▶ **TASK BRIEF**:
Rewrite the items below, replacing "watermark" with "overlay" and leaving everything else unchanged.
** Start PROVIDED INFORMATION **
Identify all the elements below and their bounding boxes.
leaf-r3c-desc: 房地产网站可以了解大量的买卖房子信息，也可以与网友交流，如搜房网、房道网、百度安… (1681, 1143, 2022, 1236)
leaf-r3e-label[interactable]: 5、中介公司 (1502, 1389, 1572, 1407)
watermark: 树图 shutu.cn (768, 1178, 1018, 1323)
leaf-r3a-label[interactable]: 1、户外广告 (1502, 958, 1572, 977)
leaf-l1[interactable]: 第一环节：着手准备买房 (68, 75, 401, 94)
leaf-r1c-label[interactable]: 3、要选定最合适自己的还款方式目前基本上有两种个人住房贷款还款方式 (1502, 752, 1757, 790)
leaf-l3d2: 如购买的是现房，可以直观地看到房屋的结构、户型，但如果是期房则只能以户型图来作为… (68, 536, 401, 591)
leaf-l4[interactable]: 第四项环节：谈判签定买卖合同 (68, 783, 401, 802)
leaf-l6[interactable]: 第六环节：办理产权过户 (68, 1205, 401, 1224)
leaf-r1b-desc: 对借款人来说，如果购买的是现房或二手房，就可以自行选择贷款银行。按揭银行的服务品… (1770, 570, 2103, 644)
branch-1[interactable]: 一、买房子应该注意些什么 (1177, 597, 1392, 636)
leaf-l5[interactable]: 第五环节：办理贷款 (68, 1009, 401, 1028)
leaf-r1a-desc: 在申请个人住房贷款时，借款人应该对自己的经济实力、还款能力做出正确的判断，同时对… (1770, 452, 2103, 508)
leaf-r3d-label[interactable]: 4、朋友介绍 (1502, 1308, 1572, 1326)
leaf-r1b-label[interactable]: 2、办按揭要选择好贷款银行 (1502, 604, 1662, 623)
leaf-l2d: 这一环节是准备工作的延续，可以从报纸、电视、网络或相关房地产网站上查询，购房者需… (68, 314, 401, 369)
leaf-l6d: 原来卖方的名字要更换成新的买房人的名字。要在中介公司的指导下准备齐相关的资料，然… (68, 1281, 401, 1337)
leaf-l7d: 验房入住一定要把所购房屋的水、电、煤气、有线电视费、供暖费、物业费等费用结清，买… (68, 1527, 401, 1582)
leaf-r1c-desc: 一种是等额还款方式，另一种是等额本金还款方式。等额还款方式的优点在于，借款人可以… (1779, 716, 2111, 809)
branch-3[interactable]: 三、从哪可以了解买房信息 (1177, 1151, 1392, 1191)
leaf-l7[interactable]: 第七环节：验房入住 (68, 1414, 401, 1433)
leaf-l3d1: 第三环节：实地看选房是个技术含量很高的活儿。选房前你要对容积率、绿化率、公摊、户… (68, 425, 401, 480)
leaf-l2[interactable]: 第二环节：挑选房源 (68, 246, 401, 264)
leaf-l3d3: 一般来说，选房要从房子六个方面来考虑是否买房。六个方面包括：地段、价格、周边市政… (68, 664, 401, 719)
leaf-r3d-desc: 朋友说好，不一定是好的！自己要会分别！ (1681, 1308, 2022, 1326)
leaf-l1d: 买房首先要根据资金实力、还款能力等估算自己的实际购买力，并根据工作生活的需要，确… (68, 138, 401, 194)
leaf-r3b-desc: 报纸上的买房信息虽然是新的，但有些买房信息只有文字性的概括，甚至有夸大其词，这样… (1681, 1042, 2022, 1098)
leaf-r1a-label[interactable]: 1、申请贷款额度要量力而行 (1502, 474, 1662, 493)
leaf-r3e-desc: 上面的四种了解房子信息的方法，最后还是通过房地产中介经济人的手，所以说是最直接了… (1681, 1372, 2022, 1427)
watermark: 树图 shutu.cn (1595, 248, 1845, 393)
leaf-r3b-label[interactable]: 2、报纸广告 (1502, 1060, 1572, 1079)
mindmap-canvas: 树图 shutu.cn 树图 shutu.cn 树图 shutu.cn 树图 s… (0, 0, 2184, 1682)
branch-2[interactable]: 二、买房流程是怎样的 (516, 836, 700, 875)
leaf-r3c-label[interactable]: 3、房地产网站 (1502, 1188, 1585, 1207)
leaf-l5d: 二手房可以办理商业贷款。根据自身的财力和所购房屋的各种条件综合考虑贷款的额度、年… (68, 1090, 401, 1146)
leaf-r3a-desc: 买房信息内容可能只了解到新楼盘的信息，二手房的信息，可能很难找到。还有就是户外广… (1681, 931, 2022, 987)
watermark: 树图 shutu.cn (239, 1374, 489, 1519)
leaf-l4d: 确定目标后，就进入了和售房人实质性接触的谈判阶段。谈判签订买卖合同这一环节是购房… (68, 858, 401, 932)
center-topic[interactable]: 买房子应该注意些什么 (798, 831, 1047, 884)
** End PROVIDED INFORMATION **
▶ **RESULT OF THE TASK**:
Identify all the elements below and their bounding boxes.
leaf-r3c-desc: 房地产网站可以了解大量的买卖房子信息，也可以与网友交流，如搜房网、房道网、百度安… (1681, 1143, 2022, 1236)
leaf-r3e-label[interactable]: 5、中介公司 (1502, 1389, 1572, 1407)
overlay: 树图 shutu.cn (768, 1178, 1018, 1323)
leaf-r3a-label[interactable]: 1、户外广告 (1502, 958, 1572, 977)
leaf-l1[interactable]: 第一环节：着手准备买房 (68, 75, 401, 94)
leaf-r1c-label[interactable]: 3、要选定最合适自己的还款方式目前基本上有两种个人住房贷款还款方式 (1502, 752, 1757, 790)
leaf-l3d2: 如购买的是现房，可以直观地看到房屋的结构、户型，但如果是期房则只能以户型图来作为… (68, 536, 401, 591)
leaf-l4[interactable]: 第四项环节：谈判签定买卖合同 (68, 783, 401, 802)
leaf-l6[interactable]: 第六环节：办理产权过户 (68, 1205, 401, 1224)
leaf-r1b-desc: 对借款人来说，如果购买的是现房或二手房，就可以自行选择贷款银行。按揭银行的服务品… (1770, 570, 2103, 644)
branch-1[interactable]: 一、买房子应该注意些什么 (1177, 597, 1392, 636)
leaf-l5[interactable]: 第五环节：办理贷款 (68, 1009, 401, 1028)
leaf-r1a-desc: 在申请个人住房贷款时，借款人应该对自己的经济实力、还款能力做出正确的判断，同时对… (1770, 452, 2103, 508)
leaf-r3d-label[interactable]: 4、朋友介绍 (1502, 1308, 1572, 1326)
leaf-r1b-label[interactable]: 2、办按揭要选择好贷款银行 (1502, 604, 1662, 623)
leaf-l2d: 这一环节是准备工作的延续，可以从报纸、电视、网络或相关房地产网站上查询，购房者需… (68, 314, 401, 369)
leaf-l6d: 原来卖方的名字要更换成新的买房人的名字。要在中介公司的指导下准备齐相关的资料，然… (68, 1281, 401, 1337)
leaf-l7d: 验房入住一定要把所购房屋的水、电、煤气、有线电视费、供暖费、物业费等费用结清，买… (68, 1527, 401, 1582)
leaf-r1c-desc: 一种是等额还款方式，另一种是等额本金还款方式。等额还款方式的优点在于，借款人可以… (1779, 716, 2111, 809)
branch-3[interactable]: 三、从哪可以了解买房信息 (1177, 1151, 1392, 1191)
leaf-l7[interactable]: 第七环节：验房入住 (68, 1414, 401, 1433)
leaf-l3d1: 第三环节：实地看选房是个技术含量很高的活儿。选房前你要对容积率、绿化率、公摊、户… (68, 425, 401, 480)
leaf-l2[interactable]: 第二环节：挑选房源 (68, 246, 401, 264)
leaf-l3d3: 一般来说，选房要从房子六个方面来考虑是否买房。六个方面包括：地段、价格、周边市政… (68, 664, 401, 719)
leaf-r3d-desc: 朋友说好，不一定是好的！自己要会分别！ (1681, 1308, 2022, 1326)
leaf-l1d: 买房首先要根据资金实力、还款能力等估算自己的实际购买力，并根据工作生活的需要，确… (68, 138, 401, 194)
leaf-r3b-desc: 报纸上的买房信息虽然是新的，但有些买房信息只有文字性的概括，甚至有夸大其词，这样… (1681, 1042, 2022, 1098)
leaf-r1a-label[interactable]: 1、申请贷款额度要量力而行 (1502, 474, 1662, 493)
leaf-r3e-desc: 上面的四种了解房子信息的方法，最后还是通过房地产中介经济人的手，所以说是最直接了… (1681, 1372, 2022, 1427)
overlay: 树图 shutu.cn (1595, 248, 1845, 393)
leaf-r3b-label[interactable]: 2、报纸广告 (1502, 1060, 1572, 1079)
mindmap-canvas: 树图 shutu.cn 树图 shutu.cn 树图 shutu.cn 树图 s… (0, 0, 2184, 1682)
branch-2[interactable]: 二、买房流程是怎样的 (516, 836, 700, 875)
leaf-r3c-label[interactable]: 3、房地产网站 (1502, 1188, 1585, 1207)
leaf-l5d: 二手房可以办理商业贷款。根据自身的财力和所购房屋的各种条件综合考虑贷款的额度、年… (68, 1090, 401, 1146)
leaf-r3a-desc: 买房信息内容可能只了解到新楼盘的信息，二手房的信息，可能很难找到。还有就是户外广… (1681, 931, 2022, 987)
overlay: 树图 shutu.cn (239, 1374, 489, 1519)
leaf-l4d: 确定目标后，就进入了和售房人实质性接触的谈判阶段。谈判签订买卖合同这一环节是购房… (68, 858, 401, 932)
center-topic[interactable]: 买房子应该注意些什么 (798, 831, 1047, 884)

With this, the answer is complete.